[Work instructions]:
Find every line below that contains the word "συμφωνία" and copy it out.

— START OF Stored records —

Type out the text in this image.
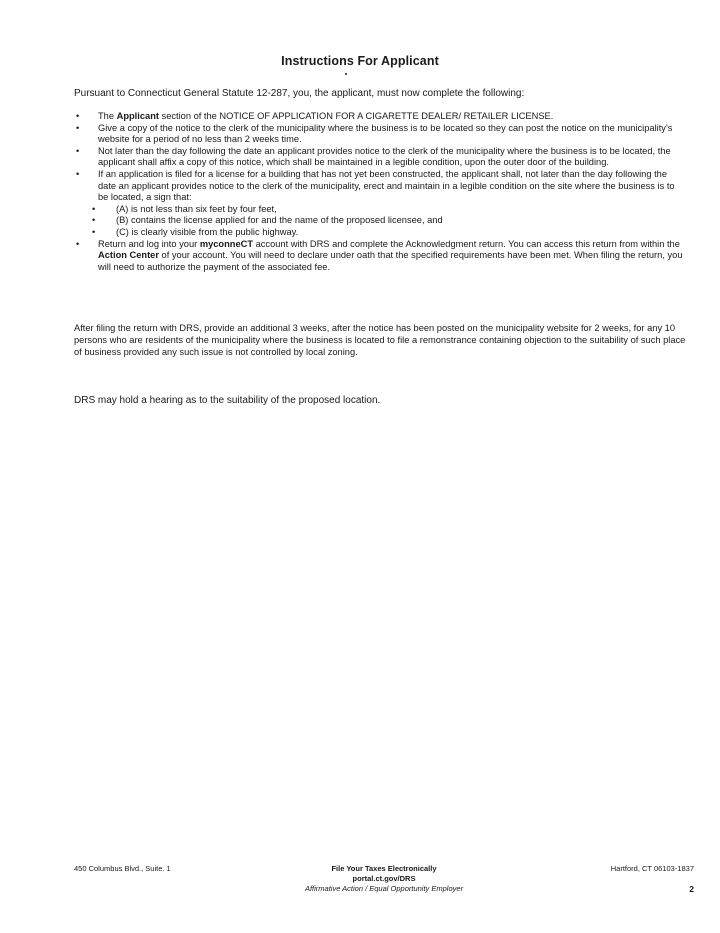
Instructions For Applicant
Pursuant to Connecticut General Statute 12-287, you, the applicant, must now complete the following:
• The Applicant section of the NOTICE OF APPLICATION FOR A CIGARETTE DEALER/ RETAILER LICENSE.
• Give a copy of the notice to the clerk of the municipality where the business is to be located so they can post the notice on the municipality's website for a period of no less than 2 weeks time.
• Not later than the day following the date an applicant provides notice to the clerk of the municipality where the business is to be located, the applicant shall affix a copy of this notice, which shall be maintained in a legible condition, upon the outer door of the building.
• If an application is filed for a license for a building that has not yet been constructed, the applicant shall, not later than the day following the date an applicant provides notice to the clerk of the municipality, erect and maintain in a legible condition on the site where the business is to be located, a sign that:
• (A) is not less than six feet by four feet,
• (B) contains the license applied for and the name of the proposed licensee, and
• (C) is clearly visible from the public highway.
• Return and log into your myconneCT account with DRS and complete the Acknowledgment return. You can access this return from within the Action Center of your account. You will need to declare under oath that the specified requirements have been met. When filing the return, you will need to authorize the payment of the associated fee.
After filing the return with DRS, provide an additional 3 weeks, after the notice has been posted on the municipality website for 2 weeks, for any 10 persons who are residents of the municipality where the business is located to file a remonstrance containing objection to the suitability of such place of business provided any such issue is not controlled by local zoning.
DRS may hold a hearing as to the suitability of the proposed location.
450 Columbus Blvd., Suite. 1	File Your Taxes Electronically
portal.ct.gov/DRS
Affirmative Action / Equal Opportunity Employer
Hartford, CT 06103-1837
2
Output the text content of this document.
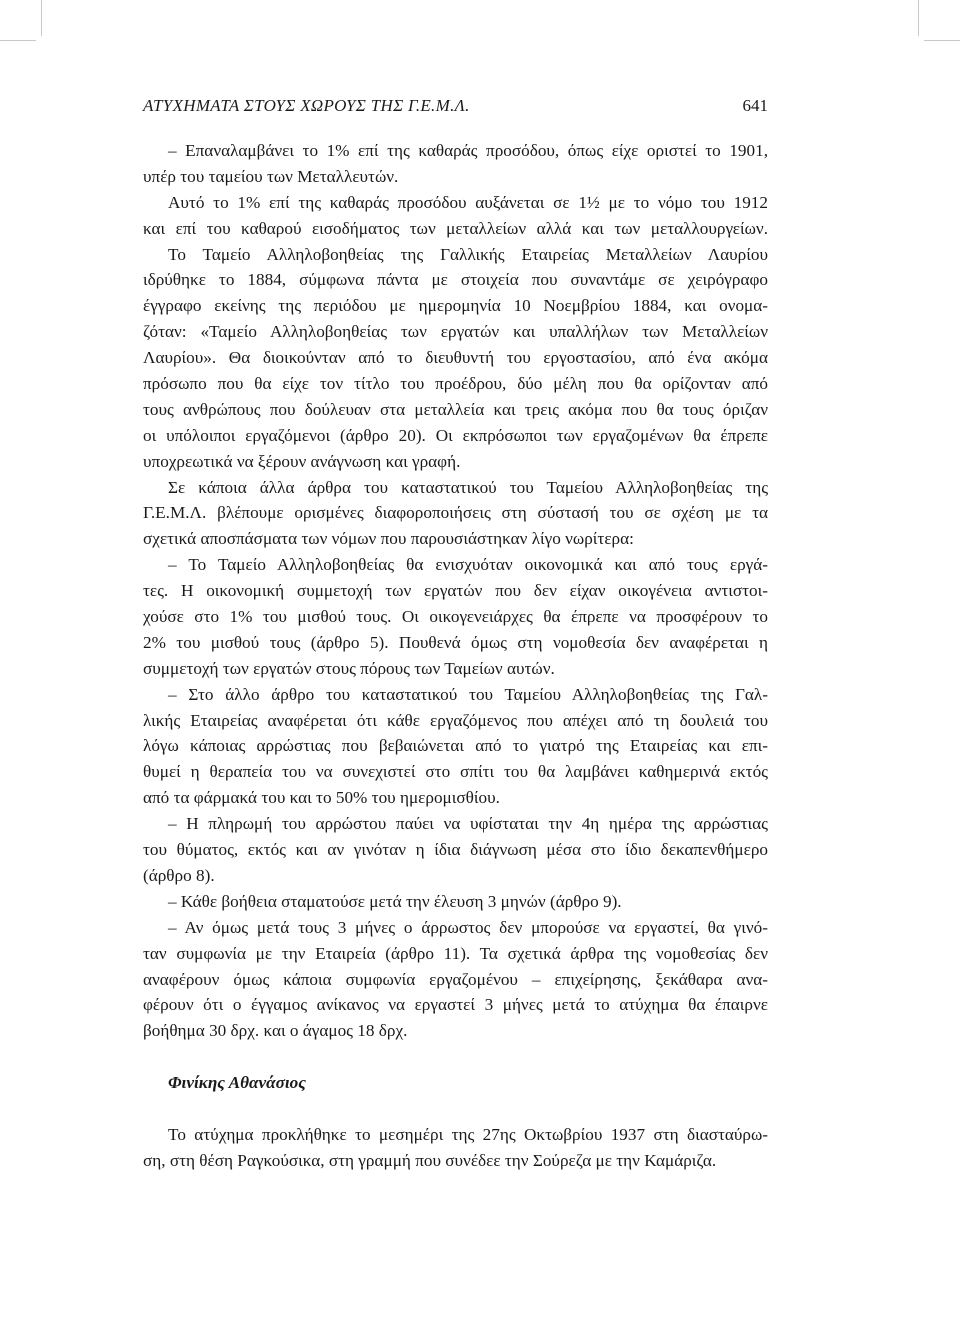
ΑΤΥΧΗΜΑΤΑ ΣΤΟΥΣ ΧΩΡΟΥΣ ΤΗΣ Γ.Ε.Μ.Λ.	641
– Επαναλαμβάνει το 1% επί της καθαράς προσόδου, όπως είχε οριστεί το 1901,
υπέρ του ταμείου των Μεταλλευτών.
Αυτό το 1% επί της καθαράς προσόδου αυξάνεται σε 1½ με το νόμο του 1912
και επί του καθαρού εισοδήματος των μεταλλείων αλλά και των μεταλλουργείων.
Το Ταμείο Αλληλοβοηθείας της Γαλλικής Εταιρείας Μεταλλείων Λαυρίου
ιδρύθηκε το 1884, σύμφωνα πάντα με στοιχεία που συναντάμε σε χειρόγραφο
έγγραφο εκείνης της περιόδου με ημερομηνία 10 Νοεμβρίου 1884, και ονομα-
ζόταν: «Ταμείο Αλληλοβοηθείας των εργατών και υπαλλήλων των Μεταλλείων
Λαυρίου». Θα διοικούνταν από το διευθυντή του εργοστασίου, από ένα ακόμα
πρόσωπο που θα είχε τον τίτλο του προέδρου, δύο μέλη που θα ορίζονταν από
τους ανθρώπους που δούλευαν στα μεταλλεία και τρεις ακόμα που θα τους όριζαν
οι υπόλοιποι εργαζόμενοι (άρθρο 20). Οι εκπρόσωποι των εργαζομένων θα έπρεπε
υποχρεωτικά να ξέρουν ανάγνωση και γραφή.
Σε κάποια άλλα άρθρα του καταστατικού του Ταμείου Αλληλοβοηθείας της
Γ.Ε.Μ.Λ. βλέπουμε ορισμένες διαφοροποιήσεις στη σύστασή του σε σχέση με τα
σχετικά αποσπάσματα των νόμων που παρουσιάστηκαν λίγο νωρίτερα:
– Το Ταμείο Αλληλοβοηθείας θα ενισχυόταν οικονομικά και από τους εργά-
τες. Η οικονομική συμμετοχή των εργατών που δεν είχαν οικογένεια αντιστοι-
χούσε στο 1% του μισθού τους. Οι οικογενειάρχες θα έπρεπε να προσφέρουν το
2% του μισθού τους (άρθρο 5). Πουθενά όμως στη νομοθεσία δεν αναφέρεται η
συμμετοχή των εργατών στους πόρους των Ταμείων αυτών.
– Στο άλλο άρθρο του καταστατικού του Ταμείου Αλληλοβοηθείας της Γαλ-
λικής Εταιρείας αναφέρεται ότι κάθε εργαζόμενος που απέχει από τη δουλειά του
λόγω κάποιας αρρώστιας που βεβαιώνεται από το γιατρό της Εταιρείας και επι-
θυμεί η θεραπεία του να συνεχιστεί στο σπίτι του θα λαμβάνει καθημερινά εκτός
από τα φάρμακά του και το 50% του ημερομισθίου.
– Η πληρωμή του αρρώστου παύει να υφίσταται την 4η ημέρα της αρρώστιας
του θύματος, εκτός και αν γινόταν η ίδια διάγνωση μέσα στο ίδιο δεκαπενθήμερο
(άρθρο 8).
– Κάθε βοήθεια σταματούσε μετά την έλευση 3 μηνών (άρθρο 9).
– Αν όμως μετά τους 3 μήνες ο άρρωστος δεν μπορούσε να εργαστεί, θα γινό-
ταν συμφωνία με την Εταιρεία (άρθρο 11). Τα σχετικά άρθρα της νομοθεσίας δεν
αναφέρουν όμως κάποια συμφωνία εργαζομένου – επιχείρησης, ξεκάθαρα ανα-
φέρουν ότι ο έγγαμος ανίκανος να εργαστεί 3 μήνες μετά το ατύχημα θα έπαιρνε
βοήθημα 30 δρχ. και ο άγαμος 18 δρχ.
Φινίκης Αθανάσιος
Το ατύχημα προκλήθηκε το μεσημέρι της 27ης Οκτωβρίου 1937 στη διασταύρω-
ση, στη θέση Ραγκούσικα, στη γραμμή που συνέδεε την Σούρεζα με την Καμάριζα.
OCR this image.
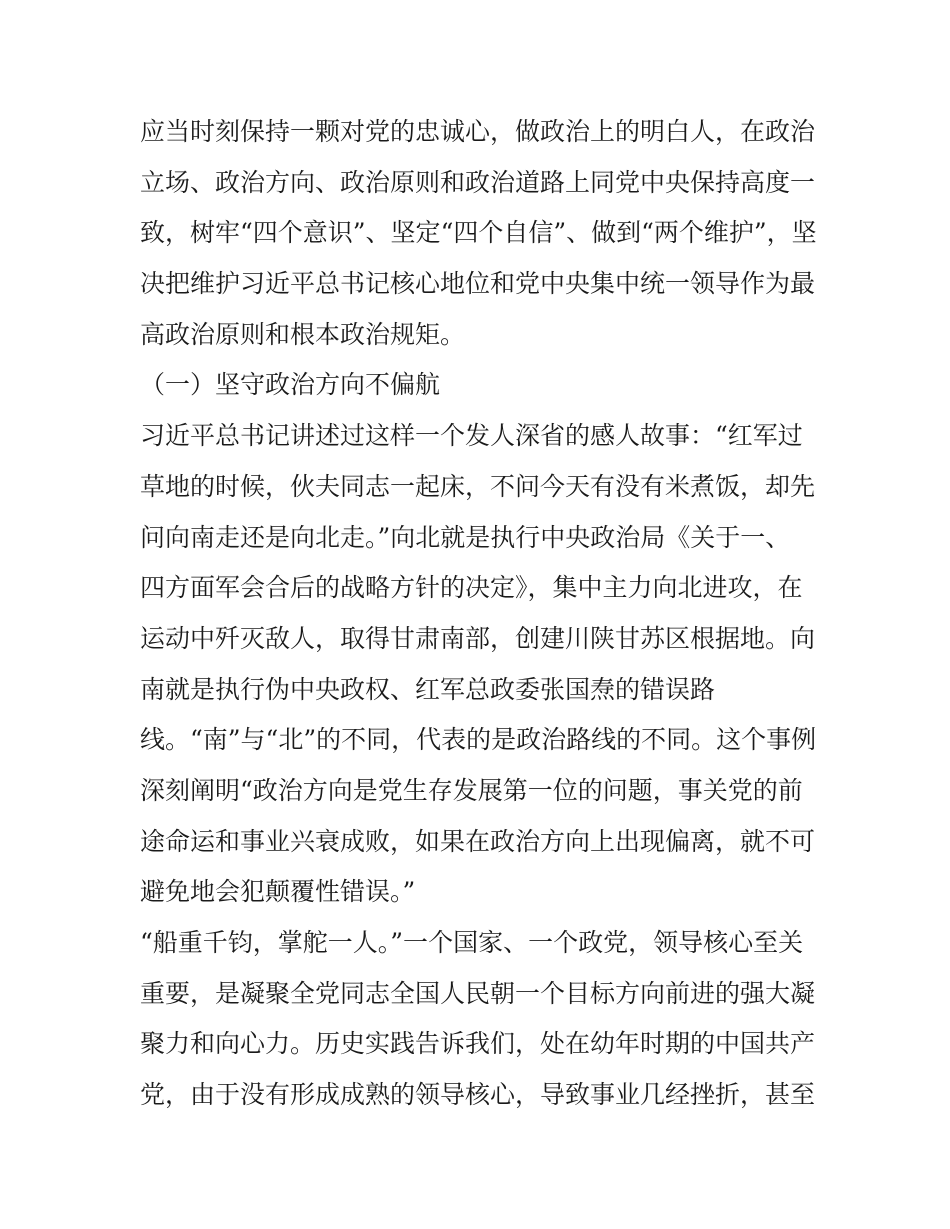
应当时刻保持一颗对党的忠诚心，做政治上的明白人，在政治
立场、政治方向、政治原则和政治道路上同党中央保持高度一
致，树牢“四个意识”、坚定“四个自信”、做到“两个维护”，坚
决把维护习近平总书记核心地位和党中央集中统一领导作为最
高政治原则和根本政治规矩。
（一）坚守政治方向不偏航
习近平总书记讲述过这样一个发人深省的感人故事：“红军过
草地的时候，伙夫同志一起床，不问今天有没有米煮饭，却先
问向南走还是向北走。”向北就是执行中央政治局《关于一、
四方面军会合后的战略方针的决定》，集中主力向北进攻，在
运动中歼灭敌人，取得甘肃南部，创建川陕甘苏区根据地。向
南就是执行伪中央政权、红军总政委张国焘的错误路
线。“南”与“北”的不同，代表的是政治路线的不同。这个事例
深刻阐明“政治方向是党生存发展第一位的问题，事关党的前
途命运和事业兴衰成败，如果在政治方向上出现偏离，就不可
避免地会犯颠覆性错误。”
“船重千钧，掌舵一人。”一个国家、一个政党，领导核心至关
重要，是凝聚全党同志全国人民朝一个目标方向前进的强大凝
聚力和向心力。历史实践告诉我们，处在幼年时期的中国共产
党，由于没有形成成熟的领导核心，导致事业几经挫折，甚至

— END OF Stored records —

[Full output]:
ταν συμφωνία με την Εταιρεία (άρθρο 11). Τα σχετικά άρθρα της νομοθεσίας δεν
αναφέρουν όμως κάποια συμφωνία εργαζομένου – επιχείρησης, ξεκάθαρα ανα-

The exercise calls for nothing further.